**Aim of the exercise:**
Pull out every line below that contains the word "characters".

begin Input records

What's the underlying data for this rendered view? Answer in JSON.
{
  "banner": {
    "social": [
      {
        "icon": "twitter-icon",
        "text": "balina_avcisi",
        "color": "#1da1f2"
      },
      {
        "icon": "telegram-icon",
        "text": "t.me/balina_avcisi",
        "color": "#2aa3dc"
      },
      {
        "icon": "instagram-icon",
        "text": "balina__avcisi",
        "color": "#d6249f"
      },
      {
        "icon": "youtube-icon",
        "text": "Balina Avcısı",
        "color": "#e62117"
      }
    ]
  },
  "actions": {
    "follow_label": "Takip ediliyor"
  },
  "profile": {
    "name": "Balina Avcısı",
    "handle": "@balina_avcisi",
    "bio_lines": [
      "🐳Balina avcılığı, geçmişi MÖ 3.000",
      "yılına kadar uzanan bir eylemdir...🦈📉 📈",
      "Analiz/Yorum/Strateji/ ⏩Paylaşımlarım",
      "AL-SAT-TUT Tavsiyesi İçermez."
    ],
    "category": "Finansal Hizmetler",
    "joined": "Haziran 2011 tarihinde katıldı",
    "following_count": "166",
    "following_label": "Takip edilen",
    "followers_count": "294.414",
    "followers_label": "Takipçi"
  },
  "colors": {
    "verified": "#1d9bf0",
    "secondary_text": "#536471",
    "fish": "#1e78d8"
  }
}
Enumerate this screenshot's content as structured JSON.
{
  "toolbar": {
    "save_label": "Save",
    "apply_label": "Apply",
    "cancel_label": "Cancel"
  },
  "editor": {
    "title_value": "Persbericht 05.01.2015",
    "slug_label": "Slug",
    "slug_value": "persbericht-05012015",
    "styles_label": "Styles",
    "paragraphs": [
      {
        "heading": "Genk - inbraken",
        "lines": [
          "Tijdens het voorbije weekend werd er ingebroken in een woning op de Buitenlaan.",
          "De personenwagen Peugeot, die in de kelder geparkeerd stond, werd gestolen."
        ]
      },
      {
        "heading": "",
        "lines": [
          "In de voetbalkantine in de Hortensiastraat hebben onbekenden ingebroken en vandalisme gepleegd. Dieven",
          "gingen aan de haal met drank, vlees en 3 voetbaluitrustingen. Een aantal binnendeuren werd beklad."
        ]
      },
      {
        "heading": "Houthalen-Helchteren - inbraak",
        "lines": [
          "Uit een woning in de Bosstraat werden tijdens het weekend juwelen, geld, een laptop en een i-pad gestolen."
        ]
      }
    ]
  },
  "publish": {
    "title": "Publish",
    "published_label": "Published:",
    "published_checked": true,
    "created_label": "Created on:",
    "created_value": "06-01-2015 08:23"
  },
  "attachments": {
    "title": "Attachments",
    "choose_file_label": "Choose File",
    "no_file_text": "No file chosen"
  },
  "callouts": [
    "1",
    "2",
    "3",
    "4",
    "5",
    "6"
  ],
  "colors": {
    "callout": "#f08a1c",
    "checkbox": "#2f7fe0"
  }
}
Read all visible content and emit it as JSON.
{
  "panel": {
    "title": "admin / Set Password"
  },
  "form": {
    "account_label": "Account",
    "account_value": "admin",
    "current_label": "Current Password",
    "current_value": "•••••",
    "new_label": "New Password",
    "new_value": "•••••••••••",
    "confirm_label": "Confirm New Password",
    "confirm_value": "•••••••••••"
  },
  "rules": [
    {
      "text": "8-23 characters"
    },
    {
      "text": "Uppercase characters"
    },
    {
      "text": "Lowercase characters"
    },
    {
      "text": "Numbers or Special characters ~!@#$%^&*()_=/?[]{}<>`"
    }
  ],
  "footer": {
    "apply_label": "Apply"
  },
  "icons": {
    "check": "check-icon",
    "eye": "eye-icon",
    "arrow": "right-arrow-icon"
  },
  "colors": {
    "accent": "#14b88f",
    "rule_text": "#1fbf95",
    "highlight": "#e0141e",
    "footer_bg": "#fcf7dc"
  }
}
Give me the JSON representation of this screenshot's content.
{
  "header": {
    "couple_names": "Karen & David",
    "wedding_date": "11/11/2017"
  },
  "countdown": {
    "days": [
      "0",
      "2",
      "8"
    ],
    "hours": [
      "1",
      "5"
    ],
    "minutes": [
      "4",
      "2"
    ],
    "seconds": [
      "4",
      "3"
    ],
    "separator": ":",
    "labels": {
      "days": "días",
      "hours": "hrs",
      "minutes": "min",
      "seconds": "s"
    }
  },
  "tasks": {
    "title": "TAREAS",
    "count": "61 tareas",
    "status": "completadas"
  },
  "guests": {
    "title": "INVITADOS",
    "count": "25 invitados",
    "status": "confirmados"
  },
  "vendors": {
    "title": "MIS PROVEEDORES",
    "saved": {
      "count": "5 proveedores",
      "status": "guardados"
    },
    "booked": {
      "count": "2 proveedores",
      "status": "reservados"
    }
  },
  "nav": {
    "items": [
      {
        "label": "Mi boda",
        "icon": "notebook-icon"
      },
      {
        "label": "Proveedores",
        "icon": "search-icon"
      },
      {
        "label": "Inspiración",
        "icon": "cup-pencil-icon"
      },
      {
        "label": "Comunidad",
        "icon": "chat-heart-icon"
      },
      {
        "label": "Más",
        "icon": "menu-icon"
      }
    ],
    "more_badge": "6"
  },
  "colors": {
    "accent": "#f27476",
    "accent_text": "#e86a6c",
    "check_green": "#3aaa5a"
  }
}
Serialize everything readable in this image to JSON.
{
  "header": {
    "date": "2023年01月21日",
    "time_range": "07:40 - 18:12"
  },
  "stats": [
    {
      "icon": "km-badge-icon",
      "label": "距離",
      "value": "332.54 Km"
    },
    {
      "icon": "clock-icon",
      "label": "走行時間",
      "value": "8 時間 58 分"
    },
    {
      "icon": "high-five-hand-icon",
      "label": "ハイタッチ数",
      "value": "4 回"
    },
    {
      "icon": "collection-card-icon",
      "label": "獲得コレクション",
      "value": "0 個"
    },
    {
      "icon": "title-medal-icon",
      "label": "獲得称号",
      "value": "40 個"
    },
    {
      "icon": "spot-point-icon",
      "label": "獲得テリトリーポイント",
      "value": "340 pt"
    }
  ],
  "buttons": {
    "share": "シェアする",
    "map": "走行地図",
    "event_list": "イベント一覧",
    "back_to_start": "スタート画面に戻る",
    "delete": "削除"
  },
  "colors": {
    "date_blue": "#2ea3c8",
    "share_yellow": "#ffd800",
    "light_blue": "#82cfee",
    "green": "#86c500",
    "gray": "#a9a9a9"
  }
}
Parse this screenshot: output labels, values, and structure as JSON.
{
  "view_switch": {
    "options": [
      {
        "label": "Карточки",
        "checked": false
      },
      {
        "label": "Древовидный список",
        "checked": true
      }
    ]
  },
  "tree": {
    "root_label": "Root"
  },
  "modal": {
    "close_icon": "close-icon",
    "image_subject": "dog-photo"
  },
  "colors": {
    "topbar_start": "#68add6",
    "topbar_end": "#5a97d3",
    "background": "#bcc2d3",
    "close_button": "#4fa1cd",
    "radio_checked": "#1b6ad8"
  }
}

end Input records

**Answer to this exercise:**
      "text": "8-23 characters"
      "text": "Uppercase characters"
      "text": "Lowercase characters"
      "text": "Numbers or Special characters ~!@#$%^&*()_=/?[]{}<>`"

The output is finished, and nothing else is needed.